Your instructions
Could you reproduce, character for character, the lines in the entries below from the one containing "- copy-icon[interactable]: [359, 894, 374, 913]" through the one containing "447, 1874, 490]", both ends included, and nothing else?

Records for this task
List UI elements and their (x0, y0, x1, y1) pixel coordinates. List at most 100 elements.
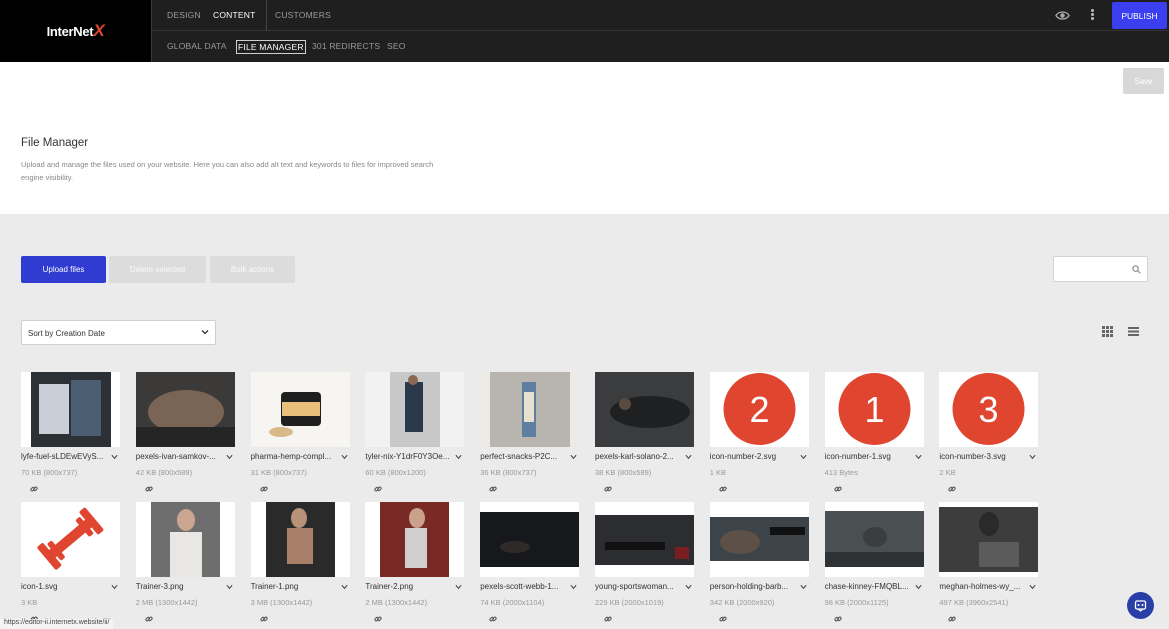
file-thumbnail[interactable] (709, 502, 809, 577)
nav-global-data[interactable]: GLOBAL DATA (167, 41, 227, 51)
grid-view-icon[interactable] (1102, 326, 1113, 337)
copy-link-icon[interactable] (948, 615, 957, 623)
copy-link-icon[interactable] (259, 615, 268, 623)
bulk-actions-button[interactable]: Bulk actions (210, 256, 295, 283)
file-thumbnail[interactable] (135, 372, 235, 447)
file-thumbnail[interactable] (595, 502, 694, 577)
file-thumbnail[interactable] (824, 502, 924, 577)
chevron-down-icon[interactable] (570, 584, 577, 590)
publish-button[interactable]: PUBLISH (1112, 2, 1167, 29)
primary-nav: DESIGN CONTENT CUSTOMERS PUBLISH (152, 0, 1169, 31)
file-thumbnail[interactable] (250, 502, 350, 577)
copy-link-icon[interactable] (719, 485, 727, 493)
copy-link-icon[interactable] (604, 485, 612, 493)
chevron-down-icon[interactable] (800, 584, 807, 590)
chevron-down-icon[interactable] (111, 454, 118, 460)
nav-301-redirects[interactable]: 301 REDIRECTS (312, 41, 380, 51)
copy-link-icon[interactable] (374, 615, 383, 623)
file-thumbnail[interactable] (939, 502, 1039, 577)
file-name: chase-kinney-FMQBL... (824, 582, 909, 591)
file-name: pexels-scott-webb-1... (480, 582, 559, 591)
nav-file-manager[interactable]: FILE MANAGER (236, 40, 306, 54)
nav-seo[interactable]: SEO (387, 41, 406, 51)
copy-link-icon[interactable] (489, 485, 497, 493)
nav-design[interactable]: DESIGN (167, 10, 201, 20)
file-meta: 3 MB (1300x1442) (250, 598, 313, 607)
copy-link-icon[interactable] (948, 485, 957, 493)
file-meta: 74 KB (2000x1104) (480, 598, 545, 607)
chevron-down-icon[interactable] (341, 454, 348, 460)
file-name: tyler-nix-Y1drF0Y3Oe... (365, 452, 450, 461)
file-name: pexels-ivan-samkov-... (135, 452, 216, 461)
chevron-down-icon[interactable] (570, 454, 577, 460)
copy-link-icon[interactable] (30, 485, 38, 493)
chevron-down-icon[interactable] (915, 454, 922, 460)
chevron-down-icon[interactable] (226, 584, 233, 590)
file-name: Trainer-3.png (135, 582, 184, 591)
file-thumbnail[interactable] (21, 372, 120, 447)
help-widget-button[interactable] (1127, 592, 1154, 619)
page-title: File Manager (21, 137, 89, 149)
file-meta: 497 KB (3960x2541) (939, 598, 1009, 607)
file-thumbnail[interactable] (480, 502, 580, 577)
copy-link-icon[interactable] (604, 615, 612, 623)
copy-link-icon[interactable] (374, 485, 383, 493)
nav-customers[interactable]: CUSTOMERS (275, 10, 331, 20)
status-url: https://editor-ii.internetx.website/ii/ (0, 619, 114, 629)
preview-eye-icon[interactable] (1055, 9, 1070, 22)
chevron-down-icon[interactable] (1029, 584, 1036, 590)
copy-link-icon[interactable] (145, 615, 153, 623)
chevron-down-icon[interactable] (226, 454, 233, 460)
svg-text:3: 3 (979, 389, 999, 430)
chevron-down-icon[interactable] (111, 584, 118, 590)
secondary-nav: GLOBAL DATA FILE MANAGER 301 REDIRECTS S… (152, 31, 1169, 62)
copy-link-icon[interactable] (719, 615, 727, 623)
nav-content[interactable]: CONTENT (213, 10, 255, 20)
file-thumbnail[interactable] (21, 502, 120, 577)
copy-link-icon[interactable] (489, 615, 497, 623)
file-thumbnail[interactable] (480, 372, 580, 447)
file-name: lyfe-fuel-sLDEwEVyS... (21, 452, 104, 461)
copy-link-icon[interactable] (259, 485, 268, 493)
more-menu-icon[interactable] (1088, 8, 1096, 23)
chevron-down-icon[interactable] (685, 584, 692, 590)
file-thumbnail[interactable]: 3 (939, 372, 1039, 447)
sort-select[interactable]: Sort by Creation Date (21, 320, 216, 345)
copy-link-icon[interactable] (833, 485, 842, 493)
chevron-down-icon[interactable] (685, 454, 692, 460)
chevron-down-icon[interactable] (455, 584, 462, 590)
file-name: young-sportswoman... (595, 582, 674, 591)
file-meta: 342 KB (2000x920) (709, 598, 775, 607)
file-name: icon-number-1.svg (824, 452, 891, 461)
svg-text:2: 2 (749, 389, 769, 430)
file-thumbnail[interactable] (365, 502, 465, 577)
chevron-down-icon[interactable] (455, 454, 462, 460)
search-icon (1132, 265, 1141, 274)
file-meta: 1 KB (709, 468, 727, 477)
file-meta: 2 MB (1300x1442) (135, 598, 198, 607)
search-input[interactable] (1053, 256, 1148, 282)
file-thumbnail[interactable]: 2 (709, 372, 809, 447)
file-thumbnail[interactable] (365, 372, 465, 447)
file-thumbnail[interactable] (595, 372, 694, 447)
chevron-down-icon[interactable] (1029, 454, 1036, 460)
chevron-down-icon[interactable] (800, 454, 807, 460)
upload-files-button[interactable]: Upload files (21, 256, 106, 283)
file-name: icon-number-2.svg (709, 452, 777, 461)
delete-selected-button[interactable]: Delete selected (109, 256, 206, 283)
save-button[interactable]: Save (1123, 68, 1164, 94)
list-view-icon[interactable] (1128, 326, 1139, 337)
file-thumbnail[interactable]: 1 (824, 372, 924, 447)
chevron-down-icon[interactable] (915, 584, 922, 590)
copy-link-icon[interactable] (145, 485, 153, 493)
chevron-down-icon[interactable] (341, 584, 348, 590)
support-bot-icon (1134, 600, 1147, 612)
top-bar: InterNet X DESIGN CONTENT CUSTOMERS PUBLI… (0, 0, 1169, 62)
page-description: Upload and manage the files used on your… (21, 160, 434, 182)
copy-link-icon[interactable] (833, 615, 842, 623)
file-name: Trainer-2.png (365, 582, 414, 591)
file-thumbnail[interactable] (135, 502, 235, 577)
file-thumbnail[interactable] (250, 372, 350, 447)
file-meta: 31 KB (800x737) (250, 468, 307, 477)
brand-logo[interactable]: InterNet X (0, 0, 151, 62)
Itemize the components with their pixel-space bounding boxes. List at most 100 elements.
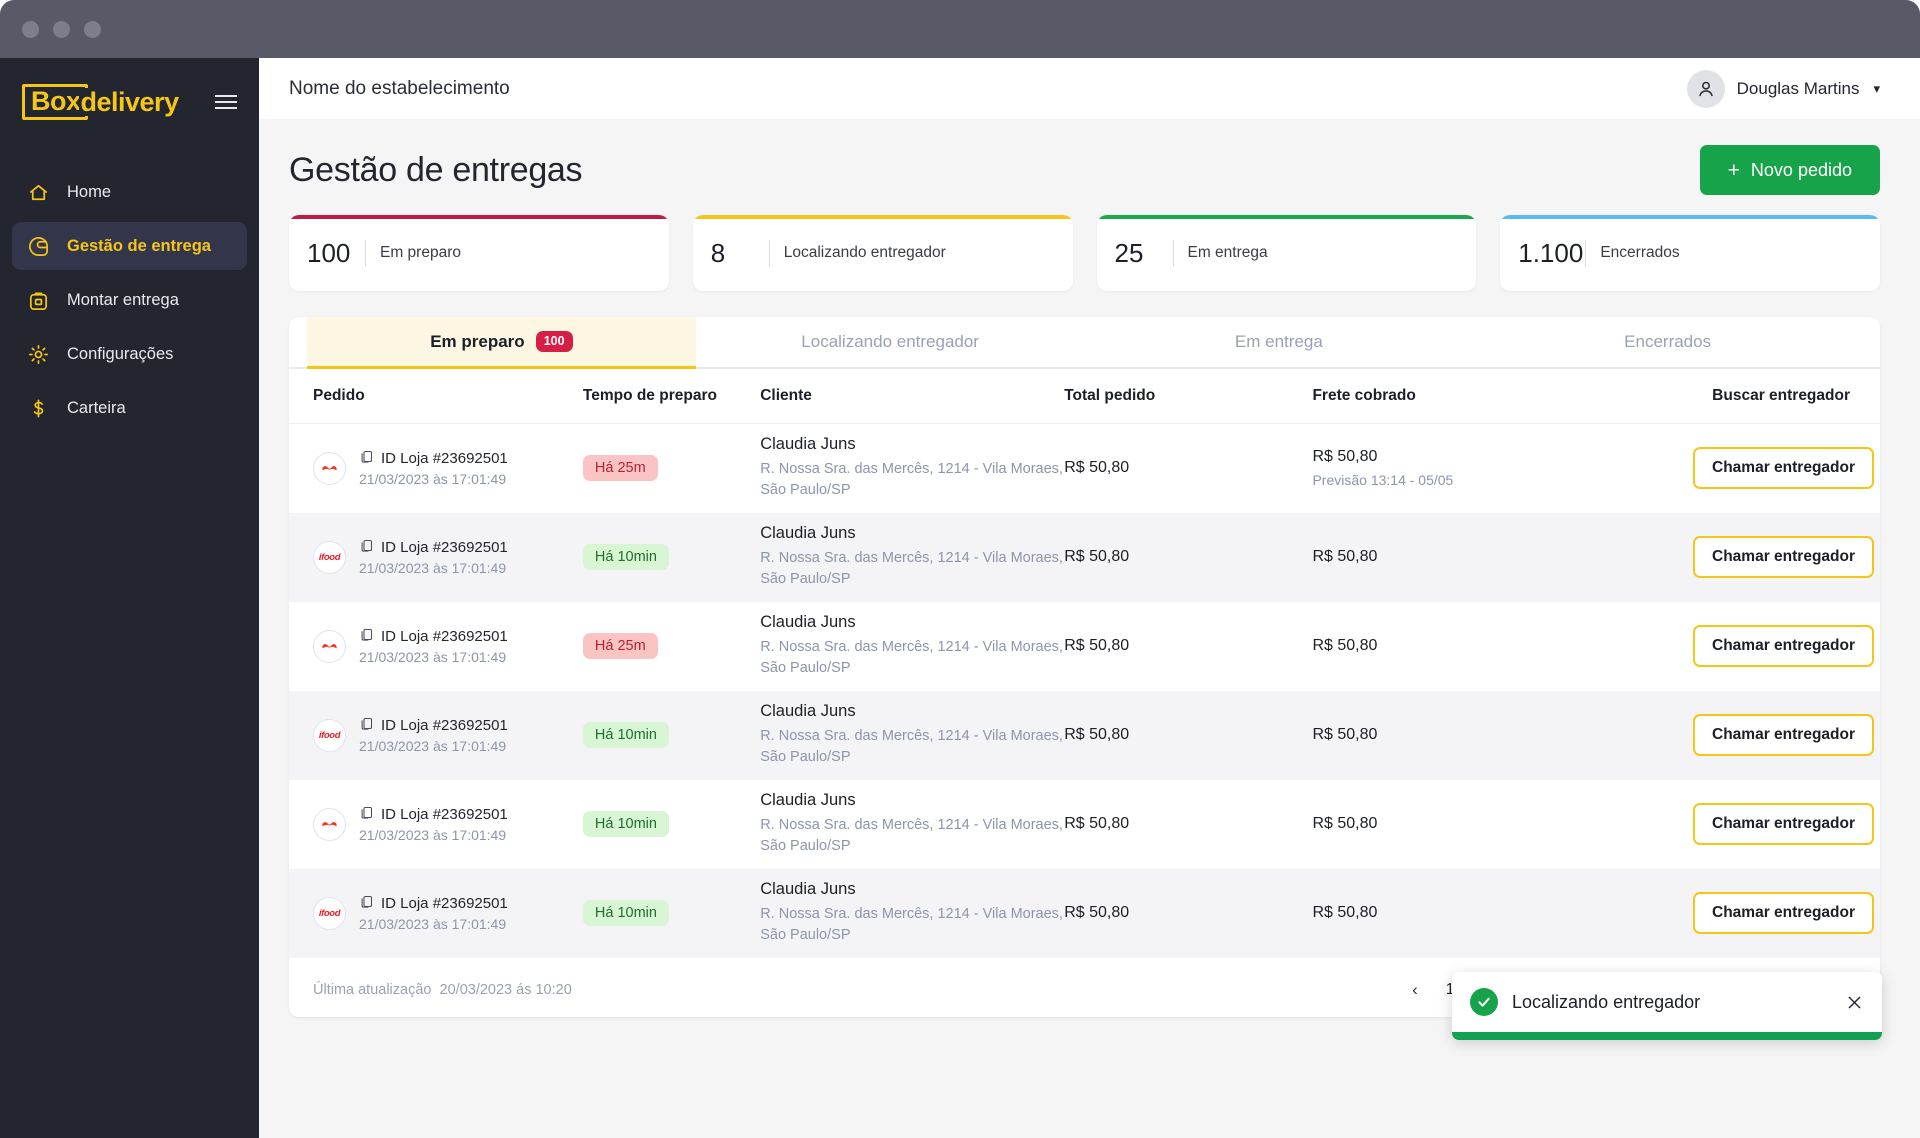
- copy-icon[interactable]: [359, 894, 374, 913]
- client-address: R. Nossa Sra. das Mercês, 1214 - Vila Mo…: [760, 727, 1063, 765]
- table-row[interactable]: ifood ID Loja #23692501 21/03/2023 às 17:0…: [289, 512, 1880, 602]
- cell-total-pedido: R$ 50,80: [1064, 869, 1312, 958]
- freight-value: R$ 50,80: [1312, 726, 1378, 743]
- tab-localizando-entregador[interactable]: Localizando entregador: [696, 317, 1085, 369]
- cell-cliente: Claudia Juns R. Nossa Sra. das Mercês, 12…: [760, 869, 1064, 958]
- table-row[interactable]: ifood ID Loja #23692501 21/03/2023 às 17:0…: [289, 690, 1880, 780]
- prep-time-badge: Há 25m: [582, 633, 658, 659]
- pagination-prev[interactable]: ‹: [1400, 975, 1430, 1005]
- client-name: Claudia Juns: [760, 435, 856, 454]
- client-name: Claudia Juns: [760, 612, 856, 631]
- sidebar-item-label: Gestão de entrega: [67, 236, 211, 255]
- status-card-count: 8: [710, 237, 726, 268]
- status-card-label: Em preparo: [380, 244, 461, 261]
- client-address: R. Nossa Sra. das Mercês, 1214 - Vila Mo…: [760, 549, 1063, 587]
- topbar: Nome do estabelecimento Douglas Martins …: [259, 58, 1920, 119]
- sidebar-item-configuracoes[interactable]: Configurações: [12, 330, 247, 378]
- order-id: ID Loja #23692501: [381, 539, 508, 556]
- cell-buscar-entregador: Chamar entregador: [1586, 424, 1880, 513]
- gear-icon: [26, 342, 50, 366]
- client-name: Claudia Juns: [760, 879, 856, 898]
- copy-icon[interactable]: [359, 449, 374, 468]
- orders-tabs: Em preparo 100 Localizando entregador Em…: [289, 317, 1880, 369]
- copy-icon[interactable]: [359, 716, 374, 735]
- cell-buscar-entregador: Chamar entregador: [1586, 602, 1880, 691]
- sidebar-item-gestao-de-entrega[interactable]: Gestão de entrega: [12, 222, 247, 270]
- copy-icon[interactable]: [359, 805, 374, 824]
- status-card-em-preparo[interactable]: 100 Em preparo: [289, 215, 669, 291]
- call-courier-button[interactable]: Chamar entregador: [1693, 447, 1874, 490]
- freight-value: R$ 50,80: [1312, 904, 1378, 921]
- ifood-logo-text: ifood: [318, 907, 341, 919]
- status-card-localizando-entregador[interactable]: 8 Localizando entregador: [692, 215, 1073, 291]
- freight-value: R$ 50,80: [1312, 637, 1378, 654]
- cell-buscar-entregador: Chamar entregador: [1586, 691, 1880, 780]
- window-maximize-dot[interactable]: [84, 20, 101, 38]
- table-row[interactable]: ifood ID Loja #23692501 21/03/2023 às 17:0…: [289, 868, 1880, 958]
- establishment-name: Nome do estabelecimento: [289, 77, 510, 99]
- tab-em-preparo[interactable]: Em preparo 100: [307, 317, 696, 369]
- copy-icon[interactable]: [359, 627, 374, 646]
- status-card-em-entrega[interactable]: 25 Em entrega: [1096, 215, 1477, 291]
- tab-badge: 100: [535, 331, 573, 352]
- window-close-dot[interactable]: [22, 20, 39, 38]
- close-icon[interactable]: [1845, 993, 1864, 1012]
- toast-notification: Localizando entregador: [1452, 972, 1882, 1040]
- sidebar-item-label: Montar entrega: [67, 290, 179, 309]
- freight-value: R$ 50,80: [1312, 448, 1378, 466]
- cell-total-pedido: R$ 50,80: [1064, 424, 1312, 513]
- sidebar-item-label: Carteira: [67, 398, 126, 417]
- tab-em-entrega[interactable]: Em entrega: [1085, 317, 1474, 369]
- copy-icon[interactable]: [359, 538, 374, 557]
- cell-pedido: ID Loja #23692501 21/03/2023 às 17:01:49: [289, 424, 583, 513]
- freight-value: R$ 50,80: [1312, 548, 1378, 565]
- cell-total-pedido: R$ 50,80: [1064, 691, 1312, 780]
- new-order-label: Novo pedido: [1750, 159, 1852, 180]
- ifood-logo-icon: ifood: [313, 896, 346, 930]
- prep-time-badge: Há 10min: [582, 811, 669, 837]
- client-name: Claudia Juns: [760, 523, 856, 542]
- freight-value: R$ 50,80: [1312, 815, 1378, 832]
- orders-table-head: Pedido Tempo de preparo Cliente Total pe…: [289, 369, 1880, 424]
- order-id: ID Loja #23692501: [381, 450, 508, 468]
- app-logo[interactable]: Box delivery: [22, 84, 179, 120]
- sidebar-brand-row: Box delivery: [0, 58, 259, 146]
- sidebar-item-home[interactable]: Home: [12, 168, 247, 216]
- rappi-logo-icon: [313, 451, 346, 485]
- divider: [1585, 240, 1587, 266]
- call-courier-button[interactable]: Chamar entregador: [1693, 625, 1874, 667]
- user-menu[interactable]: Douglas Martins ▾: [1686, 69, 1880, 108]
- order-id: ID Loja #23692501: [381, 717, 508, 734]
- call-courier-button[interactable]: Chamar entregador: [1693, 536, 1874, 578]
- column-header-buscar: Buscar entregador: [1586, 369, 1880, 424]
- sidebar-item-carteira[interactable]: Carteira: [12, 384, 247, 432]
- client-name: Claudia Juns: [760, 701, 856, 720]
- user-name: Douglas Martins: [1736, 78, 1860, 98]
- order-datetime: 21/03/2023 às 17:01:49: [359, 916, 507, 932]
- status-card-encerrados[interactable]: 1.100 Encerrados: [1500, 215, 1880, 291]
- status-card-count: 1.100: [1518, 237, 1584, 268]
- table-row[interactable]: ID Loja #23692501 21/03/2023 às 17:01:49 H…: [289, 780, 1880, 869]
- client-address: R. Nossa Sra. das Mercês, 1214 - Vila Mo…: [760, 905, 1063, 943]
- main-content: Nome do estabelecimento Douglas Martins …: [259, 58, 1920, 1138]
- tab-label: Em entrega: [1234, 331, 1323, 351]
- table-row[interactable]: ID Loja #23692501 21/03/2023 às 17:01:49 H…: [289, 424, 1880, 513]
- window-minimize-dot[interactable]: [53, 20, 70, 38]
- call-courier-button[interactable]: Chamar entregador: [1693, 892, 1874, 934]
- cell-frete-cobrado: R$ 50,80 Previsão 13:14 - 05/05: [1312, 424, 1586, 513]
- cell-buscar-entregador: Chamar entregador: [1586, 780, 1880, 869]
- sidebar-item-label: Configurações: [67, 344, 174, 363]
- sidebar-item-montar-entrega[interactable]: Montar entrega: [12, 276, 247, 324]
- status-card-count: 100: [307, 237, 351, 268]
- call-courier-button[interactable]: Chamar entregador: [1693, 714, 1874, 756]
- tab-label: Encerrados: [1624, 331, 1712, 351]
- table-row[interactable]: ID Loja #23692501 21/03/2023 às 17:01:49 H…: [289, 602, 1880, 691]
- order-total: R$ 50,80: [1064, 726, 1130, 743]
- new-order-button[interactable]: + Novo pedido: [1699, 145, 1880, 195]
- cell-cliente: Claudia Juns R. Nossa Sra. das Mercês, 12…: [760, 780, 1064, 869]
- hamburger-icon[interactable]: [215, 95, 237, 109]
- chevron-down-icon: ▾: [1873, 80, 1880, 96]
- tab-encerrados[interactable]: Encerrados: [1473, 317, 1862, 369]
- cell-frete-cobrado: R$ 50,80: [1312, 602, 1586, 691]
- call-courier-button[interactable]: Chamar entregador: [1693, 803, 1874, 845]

Written response
- copy-icon[interactable]: [359, 894, 374, 913]
- client-address: R. Nossa Sra. das Mercês, 1214 - Vila Mo…: [760, 727, 1063, 765]
- table-row[interactable]: ifood ID Loja #23692501 21/03/2023 às 17:0…: [289, 512, 1880, 602]
- cell-total-pedido: R$ 50,80: [1064, 869, 1312, 958]
- freight-value: R$ 50,80: [1312, 726, 1378, 743]
- tab-localizando-entregador[interactable]: Localizando entregador: [696, 317, 1085, 369]
- cell-cliente: Claudia Juns R. Nossa Sra. das Mercês, 12…: [760, 869, 1064, 958]
- table-row[interactable]: ifood ID Loja #23692501 21/03/2023 às 17:0…: [289, 690, 1880, 780]
- prep-time-badge: Há 25m: [582, 633, 658, 659]
- pagination-prev[interactable]: ‹: [1400, 975, 1430, 1005]
- client-name: Claudia Juns: [760, 435, 856, 454]
- client-name: Claudia Juns: [760, 612, 856, 631]
- sidebar-item-label: Gestão de entrega: [67, 236, 211, 255]
- status-card-count: 8: [710, 237, 726, 268]
- status-card-label: Em preparo: [380, 244, 461, 261]
- client-address: R. Nossa Sra. das Mercês, 1214 - Vila Mo…: [760, 549, 1063, 587]
- topbar: Nome do estabelecimento Douglas Martins …: [259, 58, 1920, 119]
- sidebar-item-configuracoes[interactable]: Configurações: [12, 330, 247, 378]
- order-id: ID Loja #23692501: [381, 539, 508, 556]
- cell-buscar-entregador: Chamar entregador: [1586, 424, 1880, 513]
- gear-icon: [26, 342, 50, 366]
- client-name: Claudia Juns: [760, 879, 856, 898]
- copy-icon[interactable]: [359, 449, 374, 468]
- orders-tabs: Em preparo 100 Localizando entregador Em…: [289, 317, 1880, 369]
- copy-icon[interactable]: [359, 716, 374, 735]
- cell-buscar-entregador: Chamar entregador: [1586, 602, 1880, 691]
- sidebar-item-gestao-de-entrega[interactable]: Gestão de entrega: [12, 222, 247, 270]
- copy-icon[interactable]: [359, 805, 374, 824]
- status-card-em-preparo[interactable]: 100 Em preparo: [289, 215, 669, 291]
- call-courier-button[interactable]: Chamar entregador: [1693, 447, 1874, 490]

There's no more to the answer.